━━━ Supplied material ━━━
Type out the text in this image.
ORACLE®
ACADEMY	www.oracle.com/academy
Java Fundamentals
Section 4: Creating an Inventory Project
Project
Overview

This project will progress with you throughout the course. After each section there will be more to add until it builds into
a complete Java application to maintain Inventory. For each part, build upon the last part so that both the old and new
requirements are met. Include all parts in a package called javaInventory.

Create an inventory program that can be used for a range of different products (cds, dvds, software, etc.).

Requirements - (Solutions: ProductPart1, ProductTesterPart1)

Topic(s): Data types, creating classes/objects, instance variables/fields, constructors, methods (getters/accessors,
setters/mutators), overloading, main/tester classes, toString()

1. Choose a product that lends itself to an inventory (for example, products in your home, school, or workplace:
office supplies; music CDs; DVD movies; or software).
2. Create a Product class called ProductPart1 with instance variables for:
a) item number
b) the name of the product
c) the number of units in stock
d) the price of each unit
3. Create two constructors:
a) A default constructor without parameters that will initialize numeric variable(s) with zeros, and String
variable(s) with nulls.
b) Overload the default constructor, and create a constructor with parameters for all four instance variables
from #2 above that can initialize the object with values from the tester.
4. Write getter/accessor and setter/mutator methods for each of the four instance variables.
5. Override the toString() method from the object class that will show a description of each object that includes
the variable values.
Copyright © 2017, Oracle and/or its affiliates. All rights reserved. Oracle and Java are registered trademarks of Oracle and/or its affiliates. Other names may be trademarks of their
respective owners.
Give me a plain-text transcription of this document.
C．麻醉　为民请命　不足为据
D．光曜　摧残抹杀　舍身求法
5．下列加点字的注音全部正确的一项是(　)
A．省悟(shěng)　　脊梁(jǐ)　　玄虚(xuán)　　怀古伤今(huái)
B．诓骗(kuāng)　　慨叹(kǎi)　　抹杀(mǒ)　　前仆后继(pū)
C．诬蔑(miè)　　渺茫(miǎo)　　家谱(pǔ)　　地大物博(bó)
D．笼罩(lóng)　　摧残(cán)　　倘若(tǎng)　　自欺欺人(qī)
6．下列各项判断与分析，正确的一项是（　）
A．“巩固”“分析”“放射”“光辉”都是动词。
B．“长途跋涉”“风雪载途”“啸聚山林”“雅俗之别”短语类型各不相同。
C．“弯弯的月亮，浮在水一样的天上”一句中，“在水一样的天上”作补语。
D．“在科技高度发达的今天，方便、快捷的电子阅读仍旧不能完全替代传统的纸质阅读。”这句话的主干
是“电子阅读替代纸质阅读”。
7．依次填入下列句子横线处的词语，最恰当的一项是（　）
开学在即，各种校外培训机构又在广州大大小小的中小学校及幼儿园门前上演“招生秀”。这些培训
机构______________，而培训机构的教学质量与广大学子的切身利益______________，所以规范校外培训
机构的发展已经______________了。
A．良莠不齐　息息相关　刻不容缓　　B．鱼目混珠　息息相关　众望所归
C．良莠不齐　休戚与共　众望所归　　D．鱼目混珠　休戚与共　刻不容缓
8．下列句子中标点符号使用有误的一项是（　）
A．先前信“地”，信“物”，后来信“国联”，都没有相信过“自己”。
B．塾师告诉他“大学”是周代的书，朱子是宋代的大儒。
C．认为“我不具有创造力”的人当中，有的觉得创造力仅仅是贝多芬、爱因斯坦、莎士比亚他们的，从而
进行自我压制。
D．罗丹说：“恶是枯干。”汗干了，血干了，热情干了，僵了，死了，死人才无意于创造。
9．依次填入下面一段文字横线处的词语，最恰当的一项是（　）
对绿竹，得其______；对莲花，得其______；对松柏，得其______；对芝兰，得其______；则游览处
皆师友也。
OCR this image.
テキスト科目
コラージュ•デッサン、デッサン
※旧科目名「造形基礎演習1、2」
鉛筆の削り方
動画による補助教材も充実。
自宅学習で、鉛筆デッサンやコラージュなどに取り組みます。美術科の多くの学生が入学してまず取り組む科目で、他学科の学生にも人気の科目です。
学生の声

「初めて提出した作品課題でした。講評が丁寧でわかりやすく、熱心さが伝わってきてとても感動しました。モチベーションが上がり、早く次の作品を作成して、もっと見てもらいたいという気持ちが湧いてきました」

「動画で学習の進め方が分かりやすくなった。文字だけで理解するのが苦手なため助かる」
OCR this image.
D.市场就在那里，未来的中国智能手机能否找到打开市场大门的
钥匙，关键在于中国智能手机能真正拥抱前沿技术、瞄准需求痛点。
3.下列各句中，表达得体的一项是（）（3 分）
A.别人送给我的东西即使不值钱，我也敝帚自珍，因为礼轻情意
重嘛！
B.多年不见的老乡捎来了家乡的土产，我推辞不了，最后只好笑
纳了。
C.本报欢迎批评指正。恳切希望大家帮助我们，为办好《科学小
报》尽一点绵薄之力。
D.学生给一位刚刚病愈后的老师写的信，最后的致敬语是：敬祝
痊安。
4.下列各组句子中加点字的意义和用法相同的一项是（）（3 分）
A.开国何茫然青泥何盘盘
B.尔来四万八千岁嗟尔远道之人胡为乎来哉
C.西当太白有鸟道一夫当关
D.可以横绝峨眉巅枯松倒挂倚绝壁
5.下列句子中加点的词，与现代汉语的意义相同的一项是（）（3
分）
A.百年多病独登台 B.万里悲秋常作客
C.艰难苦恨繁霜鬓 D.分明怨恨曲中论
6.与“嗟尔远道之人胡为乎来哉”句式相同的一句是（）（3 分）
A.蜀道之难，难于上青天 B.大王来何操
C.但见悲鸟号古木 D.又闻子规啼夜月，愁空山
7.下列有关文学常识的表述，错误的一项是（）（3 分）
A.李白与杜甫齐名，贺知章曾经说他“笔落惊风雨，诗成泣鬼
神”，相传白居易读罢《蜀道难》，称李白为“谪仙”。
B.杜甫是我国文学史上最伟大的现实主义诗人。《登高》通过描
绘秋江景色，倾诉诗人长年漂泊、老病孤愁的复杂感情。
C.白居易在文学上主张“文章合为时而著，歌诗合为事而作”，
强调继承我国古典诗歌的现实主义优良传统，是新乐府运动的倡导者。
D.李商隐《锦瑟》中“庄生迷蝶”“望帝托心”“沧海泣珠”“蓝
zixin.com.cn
━━━
» Task description:
Find the string "鱼目混珠" in the records, then copy each line where it occurs.

» Task answer:
A．良莠不齐　息息相关　刻不容缓　　B．鱼目混珠　息息相关　众望所归
C．良莠不齐　休戚与共　众望所归　　D．鱼目混珠　休戚与共　刻不容缓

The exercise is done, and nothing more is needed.